Return all the data below as it stands, minus the pictures.

(Raw records)

[start]

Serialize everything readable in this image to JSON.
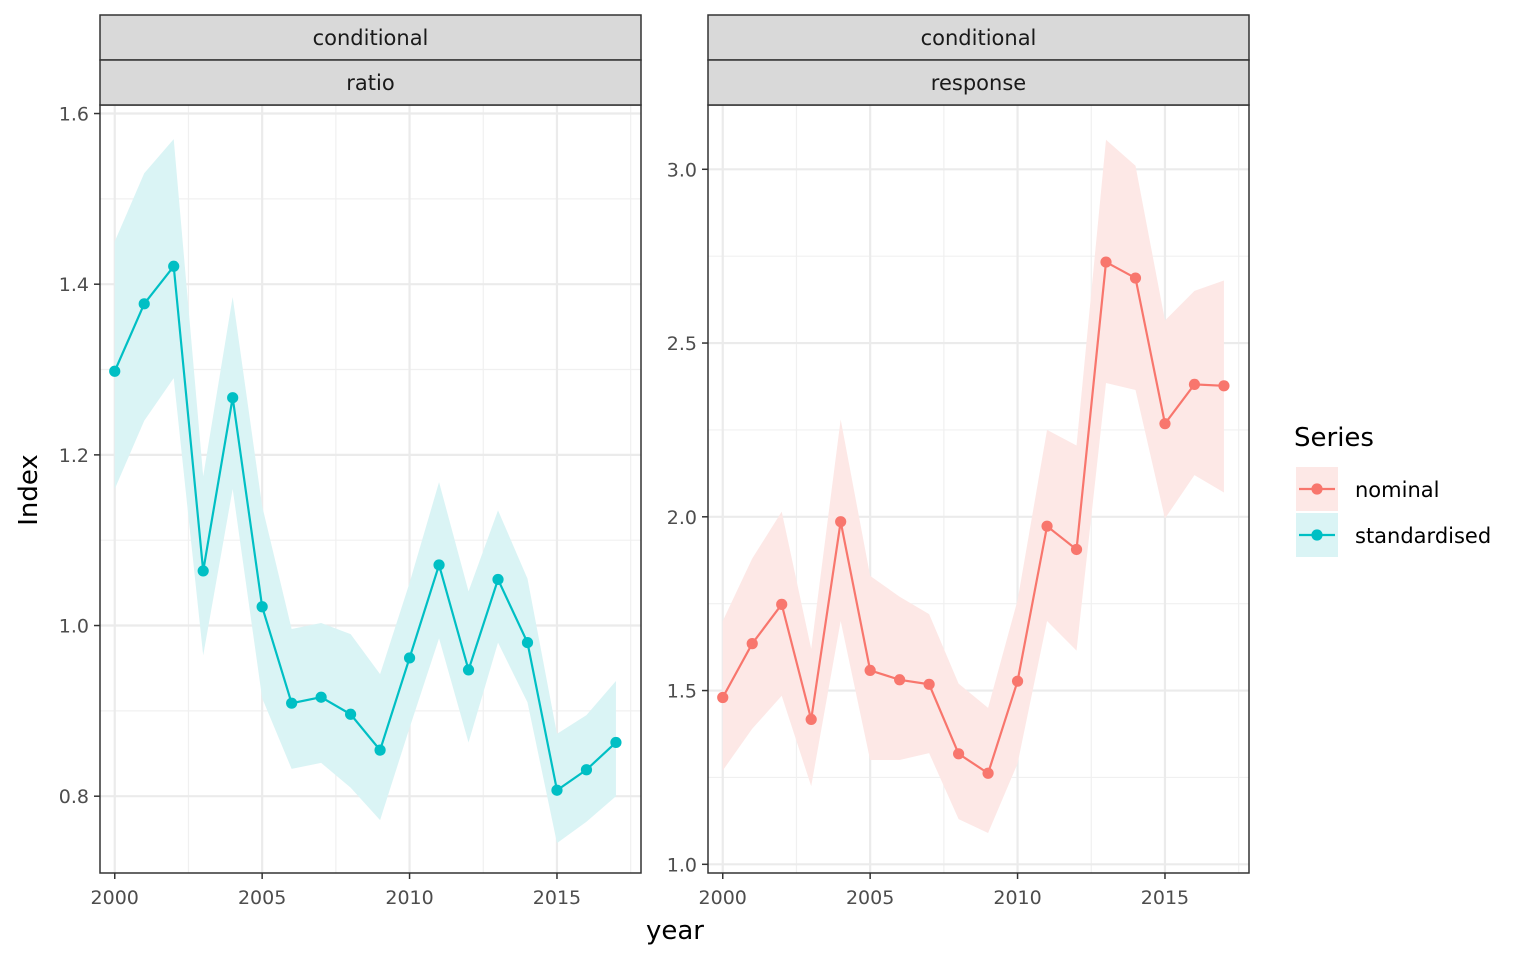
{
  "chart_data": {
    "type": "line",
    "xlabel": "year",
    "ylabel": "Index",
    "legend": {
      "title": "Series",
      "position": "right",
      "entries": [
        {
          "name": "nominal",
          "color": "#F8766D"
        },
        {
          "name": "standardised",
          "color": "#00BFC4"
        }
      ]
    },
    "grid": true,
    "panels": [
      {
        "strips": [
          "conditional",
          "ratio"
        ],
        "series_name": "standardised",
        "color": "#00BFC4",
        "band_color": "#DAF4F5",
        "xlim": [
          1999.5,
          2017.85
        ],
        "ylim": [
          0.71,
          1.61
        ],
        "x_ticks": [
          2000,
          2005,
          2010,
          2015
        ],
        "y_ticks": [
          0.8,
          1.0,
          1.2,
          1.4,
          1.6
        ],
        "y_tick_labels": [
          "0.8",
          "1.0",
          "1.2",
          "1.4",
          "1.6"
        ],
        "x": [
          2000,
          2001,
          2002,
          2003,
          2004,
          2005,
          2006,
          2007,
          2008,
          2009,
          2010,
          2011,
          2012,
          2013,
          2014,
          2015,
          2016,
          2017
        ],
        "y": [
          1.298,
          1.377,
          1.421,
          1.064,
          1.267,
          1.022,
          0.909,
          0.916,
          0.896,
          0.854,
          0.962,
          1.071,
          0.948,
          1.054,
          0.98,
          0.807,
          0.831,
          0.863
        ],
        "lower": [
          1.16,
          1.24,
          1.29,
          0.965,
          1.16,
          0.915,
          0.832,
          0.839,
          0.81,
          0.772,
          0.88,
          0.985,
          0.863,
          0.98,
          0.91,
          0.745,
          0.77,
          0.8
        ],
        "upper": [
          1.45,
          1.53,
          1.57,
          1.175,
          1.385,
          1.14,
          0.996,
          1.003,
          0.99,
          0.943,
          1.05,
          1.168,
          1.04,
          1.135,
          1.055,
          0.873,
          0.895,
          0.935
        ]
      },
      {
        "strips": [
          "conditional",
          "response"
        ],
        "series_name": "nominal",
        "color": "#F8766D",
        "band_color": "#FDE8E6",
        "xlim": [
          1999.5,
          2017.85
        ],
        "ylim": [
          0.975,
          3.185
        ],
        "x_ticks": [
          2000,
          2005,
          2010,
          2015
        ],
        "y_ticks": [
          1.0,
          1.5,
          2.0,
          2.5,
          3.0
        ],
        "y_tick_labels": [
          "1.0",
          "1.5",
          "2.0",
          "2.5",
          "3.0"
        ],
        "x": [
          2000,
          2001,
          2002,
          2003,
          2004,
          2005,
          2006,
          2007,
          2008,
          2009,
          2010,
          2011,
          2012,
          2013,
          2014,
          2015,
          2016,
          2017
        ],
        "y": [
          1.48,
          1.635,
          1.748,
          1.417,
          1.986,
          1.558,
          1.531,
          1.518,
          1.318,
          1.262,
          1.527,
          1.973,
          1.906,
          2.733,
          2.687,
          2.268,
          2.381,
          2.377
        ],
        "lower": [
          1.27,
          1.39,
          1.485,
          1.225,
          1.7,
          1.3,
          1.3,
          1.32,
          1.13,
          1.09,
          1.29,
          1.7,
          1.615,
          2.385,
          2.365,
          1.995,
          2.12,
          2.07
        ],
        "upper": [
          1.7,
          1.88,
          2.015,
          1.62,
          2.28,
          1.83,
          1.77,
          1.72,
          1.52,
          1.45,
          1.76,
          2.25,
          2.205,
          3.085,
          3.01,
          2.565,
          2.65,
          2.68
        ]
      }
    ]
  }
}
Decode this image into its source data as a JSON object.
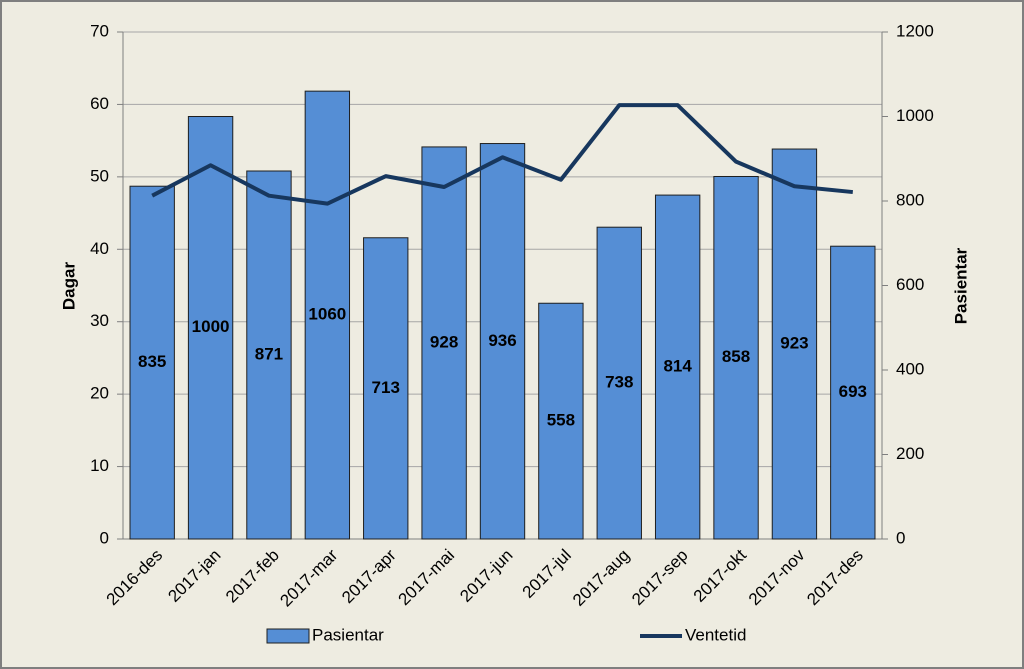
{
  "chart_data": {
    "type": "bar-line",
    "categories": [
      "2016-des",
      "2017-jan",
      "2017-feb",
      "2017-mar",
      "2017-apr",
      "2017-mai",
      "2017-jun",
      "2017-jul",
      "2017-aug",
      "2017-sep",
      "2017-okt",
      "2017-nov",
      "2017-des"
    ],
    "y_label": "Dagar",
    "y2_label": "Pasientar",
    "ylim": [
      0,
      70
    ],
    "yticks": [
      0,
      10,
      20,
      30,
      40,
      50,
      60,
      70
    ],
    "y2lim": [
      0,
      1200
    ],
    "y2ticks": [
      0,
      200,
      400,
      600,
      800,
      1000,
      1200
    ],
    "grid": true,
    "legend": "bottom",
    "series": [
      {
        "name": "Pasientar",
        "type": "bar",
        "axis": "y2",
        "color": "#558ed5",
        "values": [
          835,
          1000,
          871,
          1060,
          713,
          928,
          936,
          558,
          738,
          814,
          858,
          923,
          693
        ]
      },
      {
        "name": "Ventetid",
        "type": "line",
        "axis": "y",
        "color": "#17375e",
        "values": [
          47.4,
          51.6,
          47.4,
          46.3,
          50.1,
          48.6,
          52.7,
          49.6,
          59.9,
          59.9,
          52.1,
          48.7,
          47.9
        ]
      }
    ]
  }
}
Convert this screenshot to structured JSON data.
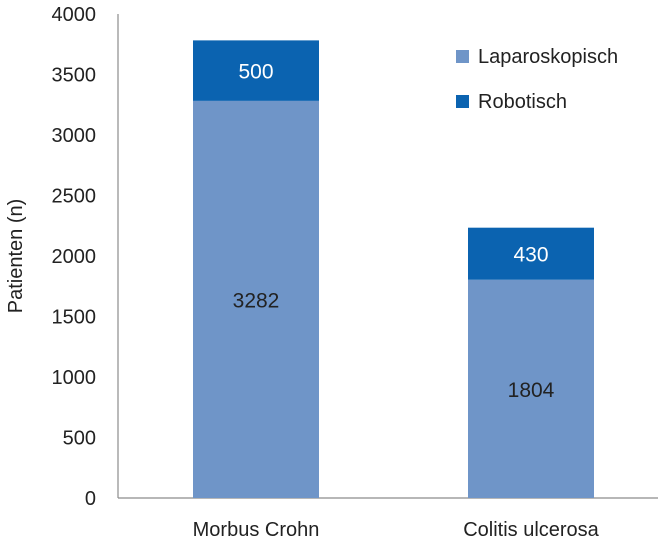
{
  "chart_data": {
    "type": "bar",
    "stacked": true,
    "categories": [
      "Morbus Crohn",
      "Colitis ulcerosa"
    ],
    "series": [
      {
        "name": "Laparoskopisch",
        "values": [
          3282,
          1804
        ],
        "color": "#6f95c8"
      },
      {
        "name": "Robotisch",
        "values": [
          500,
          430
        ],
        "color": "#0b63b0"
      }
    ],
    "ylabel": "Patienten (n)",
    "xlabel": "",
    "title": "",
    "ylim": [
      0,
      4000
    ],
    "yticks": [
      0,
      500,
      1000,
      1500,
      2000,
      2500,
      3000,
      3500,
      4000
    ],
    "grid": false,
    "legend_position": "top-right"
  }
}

[end]

**OUTPUT OF THE EXERCISE**
Serialize everything readable in this image to JSON.
{
  "chart_data": {
    "type": "line",
    "xlabel": "year",
    "ylabel": "Index",
    "legend": {
      "title": "Series",
      "position": "right",
      "entries": [
        {
          "name": "nominal",
          "color": "#F8766D"
        },
        {
          "name": "standardised",
          "color": "#00BFC4"
        }
      ]
    },
    "grid": true,
    "panels": [
      {
        "strips": [
          "conditional",
          "ratio"
        ],
        "series_name": "standardised",
        "color": "#00BFC4",
        "band_color": "#DAF4F5",
        "xlim": [
          1999.5,
          2017.85
        ],
        "ylim": [
          0.71,
          1.61
        ],
        "x_ticks": [
          2000,
          2005,
          2010,
          2015
        ],
        "y_ticks": [
          0.8,
          1.0,
          1.2,
          1.4,
          1.6
        ],
        "y_tick_labels": [
          "0.8",
          "1.0",
          "1.2",
          "1.4",
          "1.6"
        ],
        "x": [
          2000,
          2001,
          2002,
          2003,
          2004,
          2005,
          2006,
          2007,
          2008,
          2009,
          2010,
          2011,
          2012,
          2013,
          2014,
          2015,
          2016,
          2017
        ],
        "y": [
          1.298,
          1.377,
          1.421,
          1.064,
          1.267,
          1.022,
          0.909,
          0.916,
          0.896,
          0.854,
          0.962,
          1.071,
          0.948,
          1.054,
          0.98,
          0.807,
          0.831,
          0.863
        ],
        "lower": [
          1.16,
          1.24,
          1.29,
          0.965,
          1.16,
          0.915,
          0.832,
          0.839,
          0.81,
          0.772,
          0.88,
          0.985,
          0.863,
          0.98,
          0.91,
          0.745,
          0.77,
          0.8
        ],
        "upper": [
          1.45,
          1.53,
          1.57,
          1.175,
          1.385,
          1.14,
          0.996,
          1.003,
          0.99,
          0.943,
          1.05,
          1.168,
          1.04,
          1.135,
          1.055,
          0.873,
          0.895,
          0.935
        ]
      },
      {
        "strips": [
          "conditional",
          "response"
        ],
        "series_name": "nominal",
        "color": "#F8766D",
        "band_color": "#FDE8E6",
        "xlim": [
          1999.5,
          2017.85
        ],
        "ylim": [
          0.975,
          3.185
        ],
        "x_ticks": [
          2000,
          2005,
          2010,
          2015
        ],
        "y_ticks": [
          1.0,
          1.5,
          2.0,
          2.5,
          3.0
        ],
        "y_tick_labels": [
          "1.0",
          "1.5",
          "2.0",
          "2.5",
          "3.0"
        ],
        "x": [
          2000,
          2001,
          2002,
          2003,
          2004,
          2005,
          2006,
          2007,
          2008,
          2009,
          2010,
          2011,
          2012,
          2013,
          2014,
          2015,
          2016,
          2017
        ],
        "y": [
          1.48,
          1.635,
          1.748,
          1.417,
          1.986,
          1.558,
          1.531,
          1.518,
          1.318,
          1.262,
          1.527,
          1.973,
          1.906,
          2.733,
          2.687,
          2.268,
          2.381,
          2.377
        ],
        "lower": [
          1.27,
          1.39,
          1.485,
          1.225,
          1.7,
          1.3,
          1.3,
          1.32,
          1.13,
          1.09,
          1.29,
          1.7,
          1.615,
          2.385,
          2.365,
          1.995,
          2.12,
          2.07
        ],
        "upper": [
          1.7,
          1.88,
          2.015,
          1.62,
          2.28,
          1.83,
          1.77,
          1.72,
          1.52,
          1.45,
          1.76,
          2.25,
          2.205,
          3.085,
          3.01,
          2.565,
          2.65,
          2.68
        ]
      }
    ]
  }
}
Decode this image into its source data as a JSON object.
{
  "chart_data": {
    "type": "bar-line",
    "categories": [
      "2016-des",
      "2017-jan",
      "2017-feb",
      "2017-mar",
      "2017-apr",
      "2017-mai",
      "2017-jun",
      "2017-jul",
      "2017-aug",
      "2017-sep",
      "2017-okt",
      "2017-nov",
      "2017-des"
    ],
    "y_label": "Dagar",
    "y2_label": "Pasientar",
    "ylim": [
      0,
      70
    ],
    "yticks": [
      0,
      10,
      20,
      30,
      40,
      50,
      60,
      70
    ],
    "y2lim": [
      0,
      1200
    ],
    "y2ticks": [
      0,
      200,
      400,
      600,
      800,
      1000,
      1200
    ],
    "grid": true,
    "legend": "bottom",
    "series": [
      {
        "name": "Pasientar",
        "type": "bar",
        "axis": "y2",
        "color": "#558ed5",
        "values": [
          835,
          1000,
          871,
          1060,
          713,
          928,
          936,
          558,
          738,
          814,
          858,
          923,
          693
        ]
      },
      {
        "name": "Ventetid",
        "type": "line",
        "axis": "y",
        "color": "#17375e",
        "values": [
          47.4,
          51.6,
          47.4,
          46.3,
          50.1,
          48.6,
          52.7,
          49.6,
          59.9,
          59.9,
          52.1,
          48.7,
          47.9
        ]
      }
    ]
  }
}
Convert this screenshot to structured JSON data.
{
  "chart_data": {
    "type": "bar",
    "stacked": true,
    "categories": [
      "Morbus Crohn",
      "Colitis ulcerosa"
    ],
    "series": [
      {
        "name": "Laparoskopisch",
        "values": [
          3282,
          1804
        ],
        "color": "#6f95c8"
      },
      {
        "name": "Robotisch",
        "values": [
          500,
          430
        ],
        "color": "#0b63b0"
      }
    ],
    "ylabel": "Patienten (n)",
    "xlabel": "",
    "title": "",
    "ylim": [
      0,
      4000
    ],
    "yticks": [
      0,
      500,
      1000,
      1500,
      2000,
      2500,
      3000,
      3500,
      4000
    ],
    "grid": false,
    "legend_position": "top-right"
  }
}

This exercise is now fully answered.